### SET TASK
From the patent passage on synthesizing talking heads, lift out word for word the stretch that begins at the words "FIGS. 3a and" and stops after "an input stimulus.".

### EXTRACT PROVIDED
<<<<
FIGS. 3a and 3 b show a flowchart describing a sample-based method for synthesizing photorealistic talking heads in accordance with a preferred embodiment of the invention. For clarity, the method is segregated into two discrete processes. The first process, shown by the flowchart in FIG. 3a, represents the initial capturing of samples of the subject to generate the libraries for the analysis. The second process, shown by the flowchart in FIG. 3b, represents the actual synthesis of the photorealistic talking head based on the presence of an input stimulus.
We refer first to FIG. 3a, which shows two discrete process sections, an animation path (200) and a coarticulation path (201). The two process sections are not necessarily intended to show that they are performed by different processors or at different times. Rather, the segregated process sections are intended to demonstrate that sampling is performed for two distinct purposes. Specifically, the two process sections are intended to demonstrate the dual-purpose of the initial sampling process; i.e., to generate an animation library and a coarticulation library. Referring first to the animation path (200), the method begins with the processor recording a sample of a human subject (step 202). The recording step (202), or the sampling step, can be performed in a variety of ways, such as with video recording, computer generation, etc. In this example, the sample is captured in video and the data is transferred to a computer in binary. The sample may comprise an image sample (i.e., picture of the subject), an associated sound sample, and a movement sample. It should be noted that a sound sample is not necessarily required for all image samples captured. For example, when generating a spectrum of mouth shape samples for storage in the animation library, associated sound samples are not necessary in some embodiments.
>>>>
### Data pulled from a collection
<<<<
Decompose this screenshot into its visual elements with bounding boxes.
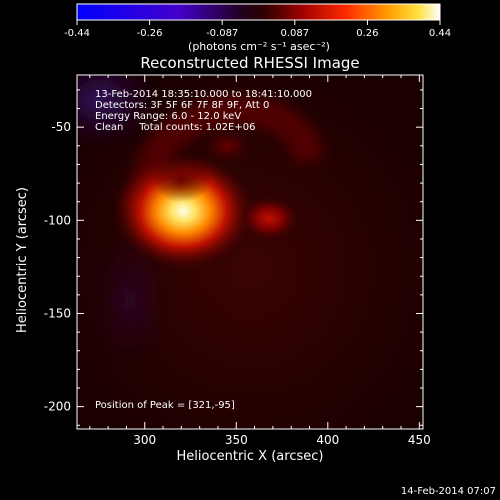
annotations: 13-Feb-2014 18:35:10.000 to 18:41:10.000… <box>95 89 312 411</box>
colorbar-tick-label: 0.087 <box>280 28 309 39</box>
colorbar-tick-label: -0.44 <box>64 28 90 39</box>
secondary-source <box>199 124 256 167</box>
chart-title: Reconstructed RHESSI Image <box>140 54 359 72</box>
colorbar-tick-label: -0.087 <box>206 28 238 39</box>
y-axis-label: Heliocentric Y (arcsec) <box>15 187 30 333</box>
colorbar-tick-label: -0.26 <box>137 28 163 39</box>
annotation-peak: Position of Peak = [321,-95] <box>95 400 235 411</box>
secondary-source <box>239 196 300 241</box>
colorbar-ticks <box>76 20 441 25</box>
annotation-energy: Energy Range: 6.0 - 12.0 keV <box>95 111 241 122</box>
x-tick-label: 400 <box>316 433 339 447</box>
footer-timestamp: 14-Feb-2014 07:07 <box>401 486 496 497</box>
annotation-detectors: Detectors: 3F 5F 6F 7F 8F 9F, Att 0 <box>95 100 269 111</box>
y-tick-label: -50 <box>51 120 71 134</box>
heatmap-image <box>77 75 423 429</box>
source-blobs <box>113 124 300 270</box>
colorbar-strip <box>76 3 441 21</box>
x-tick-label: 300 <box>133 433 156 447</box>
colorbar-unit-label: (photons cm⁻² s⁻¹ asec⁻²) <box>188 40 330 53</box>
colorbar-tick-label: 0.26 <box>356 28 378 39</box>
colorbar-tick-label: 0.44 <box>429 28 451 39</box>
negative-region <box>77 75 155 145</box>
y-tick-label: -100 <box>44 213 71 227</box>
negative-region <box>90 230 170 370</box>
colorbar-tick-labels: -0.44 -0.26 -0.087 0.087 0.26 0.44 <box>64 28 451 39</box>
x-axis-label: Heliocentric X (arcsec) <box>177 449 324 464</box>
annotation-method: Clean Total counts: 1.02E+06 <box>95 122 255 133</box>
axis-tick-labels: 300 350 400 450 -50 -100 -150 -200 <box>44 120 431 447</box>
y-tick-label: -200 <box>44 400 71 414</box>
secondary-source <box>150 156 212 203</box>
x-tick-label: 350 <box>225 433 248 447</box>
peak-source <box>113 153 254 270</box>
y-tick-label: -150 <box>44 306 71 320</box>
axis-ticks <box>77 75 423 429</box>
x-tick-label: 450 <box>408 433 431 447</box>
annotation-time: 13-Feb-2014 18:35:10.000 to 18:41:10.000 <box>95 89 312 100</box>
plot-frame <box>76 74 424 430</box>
>>>>
### FINAL RESULT
FIGS. 3a and 3 b show a flowchart describing a sample-based method for synthesizing photorealistic talking heads in accordance with a preferred embodiment of the invention. For clarity, the method is segregated into two discrete processes. The first process, shown by the flowchart in FIG. 3a, represents the initial capturing of samples of the subject to generate the libraries for the analysis. The second process, shown by the flowchart in FIG. 3b, represents the actual synthesis of the photorealistic talking head based on the presence of an input stimulus.